Boyd says reverting back to the normal principles for workers compensation liability for COVID-19 will still allow staff members to claim for work-related infection.
“It will still allow employees to claim for compensation but it also means that business owners won’t be automatically held responsible if someone gets COVID-19,” she says.
NSW Premier Dominic Perrottet is calling on the opposition to support repealing the amendments, which he said would save businesses more than half a billion dollars in premiums.
Perrottet said when the NSW government made the amendments last year, there was little information about how COVID-19 was spread, and the vaccine rollout hadn’t begun.
“Now that the economy is steadily reopening, we want businesses investing in new staff and higher wages, not inflated insurance bills,” Perrotet said.
NSW Shadow Minister for Industrial Relations Sophie Cotsis, however, has come out in opposition to the proposed changes, saying they are “a stab in the back for the tens of thousands of workers fighting COVID”.
“Mr Perrottet expects a hospital cleaner who fell sick fighting COVID-19 to then have to fight iCare too… This will impact on health workers, nurses, cleaners, bus drivers, retail and hospital workers,” Cotsis said.
The NSW State Insurance Regulatory Authority (SIRA) expects that the cost of workers compensation claims by people infected by COVID-19 will reach $638 million in the 12 months after restrictions ease.
NSW has already paid $7.8 million for COVID-19-related workers compensation claims, equating to about $15.6 million.

### [SET OF TASKS]
a - According to the workers compensation passage, how much does the NSW State Insurance Regulatory Authority expect COVID-19 workers compensation claims to cost in the 12 months after restrictions ease?
b - Please carry on the workers compensation passage from its last sentence with a few more sentences of your own.
The data after this passage is separate material.

### [DATA]
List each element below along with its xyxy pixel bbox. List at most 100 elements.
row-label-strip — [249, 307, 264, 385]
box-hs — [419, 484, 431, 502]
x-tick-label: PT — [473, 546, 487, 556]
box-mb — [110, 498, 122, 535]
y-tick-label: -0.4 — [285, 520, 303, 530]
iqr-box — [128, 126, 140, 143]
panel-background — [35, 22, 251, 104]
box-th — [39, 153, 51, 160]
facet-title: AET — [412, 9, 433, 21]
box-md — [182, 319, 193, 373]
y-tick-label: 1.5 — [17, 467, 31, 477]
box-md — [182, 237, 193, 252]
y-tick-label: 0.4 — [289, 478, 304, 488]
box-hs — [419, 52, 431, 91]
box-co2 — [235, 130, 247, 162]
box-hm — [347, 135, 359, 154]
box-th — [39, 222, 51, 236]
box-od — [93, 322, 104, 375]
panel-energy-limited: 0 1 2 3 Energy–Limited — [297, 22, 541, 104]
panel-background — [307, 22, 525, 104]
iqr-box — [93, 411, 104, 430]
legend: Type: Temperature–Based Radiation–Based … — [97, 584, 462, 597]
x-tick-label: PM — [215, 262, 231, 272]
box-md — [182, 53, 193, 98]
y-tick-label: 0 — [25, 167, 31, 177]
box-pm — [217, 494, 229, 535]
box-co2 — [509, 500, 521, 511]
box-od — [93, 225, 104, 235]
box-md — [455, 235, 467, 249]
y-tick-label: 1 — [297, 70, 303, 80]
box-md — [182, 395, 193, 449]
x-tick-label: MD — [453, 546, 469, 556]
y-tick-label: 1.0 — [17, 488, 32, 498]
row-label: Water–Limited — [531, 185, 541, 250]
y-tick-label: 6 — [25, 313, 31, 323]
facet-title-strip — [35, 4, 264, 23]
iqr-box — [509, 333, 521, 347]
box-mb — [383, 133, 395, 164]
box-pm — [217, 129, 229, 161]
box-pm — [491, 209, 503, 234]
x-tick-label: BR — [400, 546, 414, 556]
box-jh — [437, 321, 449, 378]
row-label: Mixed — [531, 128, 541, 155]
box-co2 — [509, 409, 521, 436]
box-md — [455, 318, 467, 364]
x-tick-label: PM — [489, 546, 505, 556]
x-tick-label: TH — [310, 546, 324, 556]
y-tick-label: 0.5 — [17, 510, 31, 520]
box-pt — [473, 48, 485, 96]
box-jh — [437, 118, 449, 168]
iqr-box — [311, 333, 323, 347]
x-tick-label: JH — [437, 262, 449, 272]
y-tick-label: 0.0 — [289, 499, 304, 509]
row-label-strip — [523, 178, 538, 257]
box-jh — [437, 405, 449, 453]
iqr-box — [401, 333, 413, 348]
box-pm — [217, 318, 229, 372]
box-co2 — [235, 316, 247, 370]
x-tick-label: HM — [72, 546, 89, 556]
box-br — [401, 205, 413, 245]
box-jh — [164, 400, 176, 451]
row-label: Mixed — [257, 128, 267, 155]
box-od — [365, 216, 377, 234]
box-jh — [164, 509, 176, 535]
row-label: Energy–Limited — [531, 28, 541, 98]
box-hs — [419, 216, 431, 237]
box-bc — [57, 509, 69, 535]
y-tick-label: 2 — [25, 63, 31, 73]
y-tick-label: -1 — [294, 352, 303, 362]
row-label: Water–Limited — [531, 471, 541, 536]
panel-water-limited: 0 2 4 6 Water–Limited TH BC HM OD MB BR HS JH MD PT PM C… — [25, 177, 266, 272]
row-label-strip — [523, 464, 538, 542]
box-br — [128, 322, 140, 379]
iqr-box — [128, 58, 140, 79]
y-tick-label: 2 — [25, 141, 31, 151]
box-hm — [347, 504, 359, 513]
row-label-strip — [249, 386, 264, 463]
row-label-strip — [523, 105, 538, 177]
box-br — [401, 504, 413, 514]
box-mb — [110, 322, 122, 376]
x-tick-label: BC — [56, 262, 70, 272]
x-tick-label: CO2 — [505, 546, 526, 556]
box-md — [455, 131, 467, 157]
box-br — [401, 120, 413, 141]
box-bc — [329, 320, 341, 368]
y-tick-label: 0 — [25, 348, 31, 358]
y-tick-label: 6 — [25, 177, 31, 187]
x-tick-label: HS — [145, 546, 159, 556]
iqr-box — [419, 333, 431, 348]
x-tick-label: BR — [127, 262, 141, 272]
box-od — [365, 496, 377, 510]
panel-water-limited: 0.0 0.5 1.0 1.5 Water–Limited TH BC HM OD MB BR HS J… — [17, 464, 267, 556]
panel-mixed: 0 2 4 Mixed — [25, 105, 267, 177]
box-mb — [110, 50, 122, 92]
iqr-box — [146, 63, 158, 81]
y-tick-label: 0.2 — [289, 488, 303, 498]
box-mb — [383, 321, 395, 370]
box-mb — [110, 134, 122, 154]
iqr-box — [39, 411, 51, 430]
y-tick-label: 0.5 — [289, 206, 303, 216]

### [RESPONSES TO THE EXERCISE]
a - $638 million.

b -
The highest number of claims in the state has been in retail, accommodation and food services, transport, public administration and safety, and health care industries.
With the number of workers compensation claims expected to rise, there is a growing risk that workers will take legal action against their employers if they get sick at work.
Tim McDonald, employment lawyer and principal at McCabes, says businesses will continue to need to take steps to eliminate the risk of their staff contracting COVID-19 at work.
“Under health and safety legislation, employers are required to take steps to eliminate or minimise the risk of COVID-19,” McDonald tells SmartCompany.
“Now the most straightforward way of doing that is mandating vaccinations but there are other measures such as more frequent testing and mask wearing,” he adds.
McDonald says employers should consider setting up a vaccine policy if they haven’t already because of their duty to ensure staff and customers are safe.
“I would encourage employers to engage in a reasonable dialogue with their staff,” he says.